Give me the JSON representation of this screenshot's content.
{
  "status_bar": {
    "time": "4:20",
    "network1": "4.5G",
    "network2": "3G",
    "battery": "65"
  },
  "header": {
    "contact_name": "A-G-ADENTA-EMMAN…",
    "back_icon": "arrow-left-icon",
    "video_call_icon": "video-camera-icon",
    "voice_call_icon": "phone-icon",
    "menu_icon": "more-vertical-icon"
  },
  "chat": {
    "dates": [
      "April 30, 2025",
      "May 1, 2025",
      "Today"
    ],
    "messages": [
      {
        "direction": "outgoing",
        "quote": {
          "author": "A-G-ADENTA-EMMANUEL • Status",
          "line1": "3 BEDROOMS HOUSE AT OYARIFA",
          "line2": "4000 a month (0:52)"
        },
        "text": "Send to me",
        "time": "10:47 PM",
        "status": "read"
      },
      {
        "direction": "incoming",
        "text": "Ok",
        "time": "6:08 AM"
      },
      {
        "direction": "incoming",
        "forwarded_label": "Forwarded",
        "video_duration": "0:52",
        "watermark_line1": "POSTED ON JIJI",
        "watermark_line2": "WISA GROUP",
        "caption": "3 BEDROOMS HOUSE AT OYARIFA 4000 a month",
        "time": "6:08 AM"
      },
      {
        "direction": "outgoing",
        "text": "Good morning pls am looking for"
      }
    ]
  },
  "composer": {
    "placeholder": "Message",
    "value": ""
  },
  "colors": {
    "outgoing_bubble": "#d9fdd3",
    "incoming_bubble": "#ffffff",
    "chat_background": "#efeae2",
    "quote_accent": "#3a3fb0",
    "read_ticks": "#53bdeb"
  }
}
━━━━━━━━━━━━━━━━
§ AIM OF THE TASK:
Find all lines with "text" in them and copy each one.

§ REPLY:
        "text": "Send to me",
        "text": "Ok",
        "text": "Good morning pls am looking for"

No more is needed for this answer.